§ Provided text
^^^^^^^^
Tim Bray's Resume

Tim Bray
321 - 3495 Cambie Street
Vancouver, B.C.
Canada V5Z 4R3

+1-604-615-7308, tbray@textuality.com

Employment and Professional Activities

2010
Google
Mountain View, CA
Developer Advocate, Android Group

  • Editor of the Android Developers’ blog and Tweet stream; doubled readership of both (to 100K and 53K respectively).
  • Speaker at many industry events, in the US, Canada, Denmark, German, Japan, and throughout South America.
  • Internal work with partners and the Android engineering team.

2004-2009
Sun Microsystems
Santa Clara, CA
Distinguished Engineer and Director of Web Technologies

  • Chairman’s award for co-launching the Sun blogging initiative and creating blogging policy.
  • Two appearances before the European Commission regarding open file formats.
  • Co-chair of the IETF Atompub working group, designing the Atom syndication data format and publishing protocol. Work completed successfully in summer 2007.
^^^^^^^^
§ Item position entries
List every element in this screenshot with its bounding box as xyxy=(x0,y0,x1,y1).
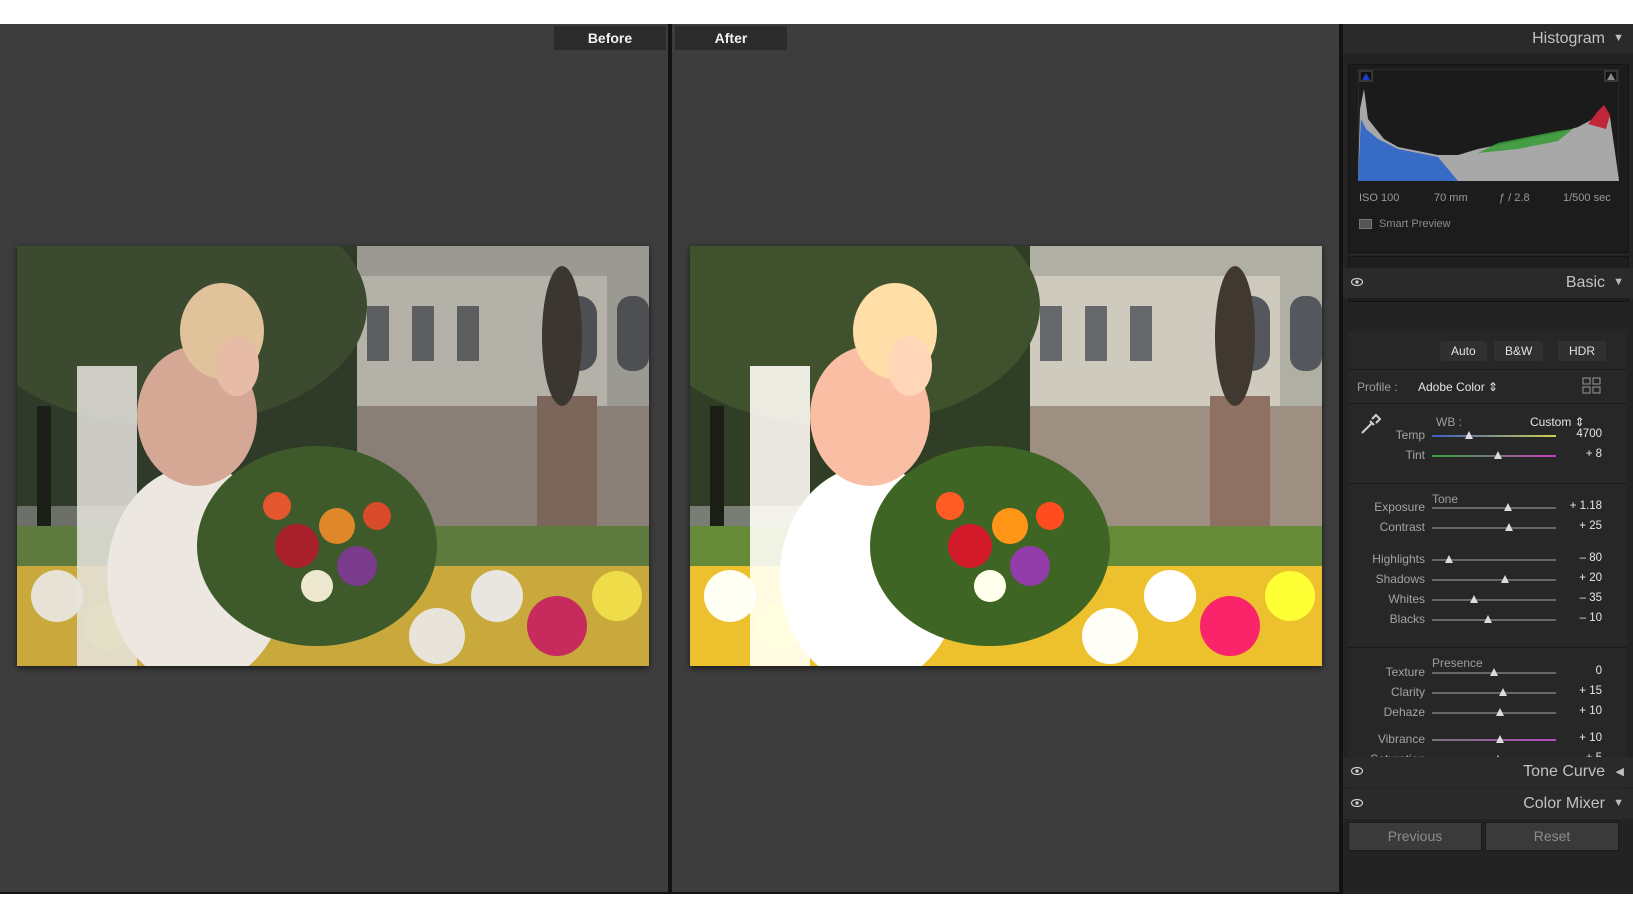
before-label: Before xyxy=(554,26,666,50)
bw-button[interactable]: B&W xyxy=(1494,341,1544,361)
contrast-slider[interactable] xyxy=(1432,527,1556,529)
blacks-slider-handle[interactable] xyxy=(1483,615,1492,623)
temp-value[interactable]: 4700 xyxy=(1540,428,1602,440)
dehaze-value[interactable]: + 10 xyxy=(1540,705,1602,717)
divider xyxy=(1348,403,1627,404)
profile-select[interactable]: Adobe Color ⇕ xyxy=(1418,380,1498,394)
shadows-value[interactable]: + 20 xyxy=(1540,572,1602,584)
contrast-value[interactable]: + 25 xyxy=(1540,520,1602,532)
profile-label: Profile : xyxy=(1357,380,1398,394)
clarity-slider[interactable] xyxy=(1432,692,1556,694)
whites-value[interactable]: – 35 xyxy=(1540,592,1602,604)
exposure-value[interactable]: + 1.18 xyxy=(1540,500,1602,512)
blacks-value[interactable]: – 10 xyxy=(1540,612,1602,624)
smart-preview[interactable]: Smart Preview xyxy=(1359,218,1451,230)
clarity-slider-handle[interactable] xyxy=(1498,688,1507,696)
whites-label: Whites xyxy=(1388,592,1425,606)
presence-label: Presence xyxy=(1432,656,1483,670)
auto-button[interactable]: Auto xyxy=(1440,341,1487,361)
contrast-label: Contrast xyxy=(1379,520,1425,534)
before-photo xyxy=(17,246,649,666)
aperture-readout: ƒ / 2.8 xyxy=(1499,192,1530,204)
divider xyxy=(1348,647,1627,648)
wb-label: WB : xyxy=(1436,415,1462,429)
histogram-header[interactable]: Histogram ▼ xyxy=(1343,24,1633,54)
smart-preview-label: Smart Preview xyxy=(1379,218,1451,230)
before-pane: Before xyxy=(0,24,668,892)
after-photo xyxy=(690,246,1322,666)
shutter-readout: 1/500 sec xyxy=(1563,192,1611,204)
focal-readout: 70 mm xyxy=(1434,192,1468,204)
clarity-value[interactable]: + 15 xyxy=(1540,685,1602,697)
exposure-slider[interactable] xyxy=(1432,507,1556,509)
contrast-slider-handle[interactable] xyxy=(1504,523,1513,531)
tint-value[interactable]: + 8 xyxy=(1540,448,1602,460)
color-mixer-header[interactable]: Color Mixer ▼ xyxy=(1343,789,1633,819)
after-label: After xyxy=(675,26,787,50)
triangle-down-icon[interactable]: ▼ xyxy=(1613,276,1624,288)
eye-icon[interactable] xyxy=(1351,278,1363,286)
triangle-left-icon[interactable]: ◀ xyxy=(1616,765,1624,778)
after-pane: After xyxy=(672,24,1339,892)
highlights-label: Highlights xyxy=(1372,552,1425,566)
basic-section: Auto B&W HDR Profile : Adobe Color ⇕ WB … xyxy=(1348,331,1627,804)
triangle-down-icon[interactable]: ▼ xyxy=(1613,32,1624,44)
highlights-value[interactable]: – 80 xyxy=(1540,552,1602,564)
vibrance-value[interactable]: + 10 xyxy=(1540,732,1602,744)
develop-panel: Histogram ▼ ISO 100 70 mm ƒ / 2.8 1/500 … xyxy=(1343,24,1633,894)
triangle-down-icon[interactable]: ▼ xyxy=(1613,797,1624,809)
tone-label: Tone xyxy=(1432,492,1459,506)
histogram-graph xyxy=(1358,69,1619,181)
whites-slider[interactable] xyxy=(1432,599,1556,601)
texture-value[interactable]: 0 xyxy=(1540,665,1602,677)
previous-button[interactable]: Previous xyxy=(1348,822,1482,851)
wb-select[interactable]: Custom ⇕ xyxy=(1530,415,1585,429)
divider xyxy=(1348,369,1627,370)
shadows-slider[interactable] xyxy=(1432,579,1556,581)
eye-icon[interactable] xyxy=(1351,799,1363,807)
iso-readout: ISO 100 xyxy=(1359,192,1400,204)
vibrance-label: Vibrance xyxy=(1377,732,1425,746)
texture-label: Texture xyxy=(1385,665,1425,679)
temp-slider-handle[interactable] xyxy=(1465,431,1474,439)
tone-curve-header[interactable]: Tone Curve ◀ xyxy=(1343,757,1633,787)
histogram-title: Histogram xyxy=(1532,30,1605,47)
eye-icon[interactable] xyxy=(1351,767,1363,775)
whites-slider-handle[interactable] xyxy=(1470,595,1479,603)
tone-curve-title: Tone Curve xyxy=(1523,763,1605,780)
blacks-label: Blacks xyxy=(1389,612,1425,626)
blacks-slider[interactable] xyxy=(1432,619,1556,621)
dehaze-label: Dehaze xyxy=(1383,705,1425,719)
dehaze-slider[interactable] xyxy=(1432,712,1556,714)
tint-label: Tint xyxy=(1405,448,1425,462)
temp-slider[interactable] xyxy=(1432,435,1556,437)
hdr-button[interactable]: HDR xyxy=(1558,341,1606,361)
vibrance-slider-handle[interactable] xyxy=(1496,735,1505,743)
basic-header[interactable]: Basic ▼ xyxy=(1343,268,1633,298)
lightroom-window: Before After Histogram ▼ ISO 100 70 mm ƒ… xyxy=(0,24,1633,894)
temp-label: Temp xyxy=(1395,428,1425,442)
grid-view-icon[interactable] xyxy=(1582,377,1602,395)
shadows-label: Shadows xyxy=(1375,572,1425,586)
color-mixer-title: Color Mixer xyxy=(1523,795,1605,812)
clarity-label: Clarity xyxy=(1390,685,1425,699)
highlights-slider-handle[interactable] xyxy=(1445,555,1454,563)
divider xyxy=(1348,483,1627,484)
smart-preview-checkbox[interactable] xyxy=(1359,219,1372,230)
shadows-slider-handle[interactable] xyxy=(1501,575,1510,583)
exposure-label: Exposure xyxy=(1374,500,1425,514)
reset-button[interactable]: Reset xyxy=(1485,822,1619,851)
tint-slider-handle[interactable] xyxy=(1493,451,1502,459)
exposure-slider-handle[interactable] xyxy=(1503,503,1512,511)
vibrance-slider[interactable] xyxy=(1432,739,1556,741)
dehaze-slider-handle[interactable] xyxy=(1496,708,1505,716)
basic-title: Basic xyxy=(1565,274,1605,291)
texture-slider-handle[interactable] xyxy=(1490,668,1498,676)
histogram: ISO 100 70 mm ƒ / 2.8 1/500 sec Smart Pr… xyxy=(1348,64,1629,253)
^^^^^^^^
§ Tasks to perform
1. What job title did Tim Bray hold at Google, according to the resume?
2. Repeat everything in the resume from "Canada V5Z 4R3" down to "throughout South America.".
You won't need the item position entries for any of this.

§ Solutions to each task
1. Developer Advocate, Android Group.

2.
Canada V5Z 4R3

+1-604-615-7308, tbray@textuality.com

Employment and Professional Activities

2010
Google
Mountain View, CA
Developer Advocate, Android Group

  • Editor of the Android Developers’ blog and Tweet stream; doubled readership of both (to 100K and 53K respectively).
  • Speaker at many industry events, in the US, Canada, Denmark, German, Japan, and throughout South America.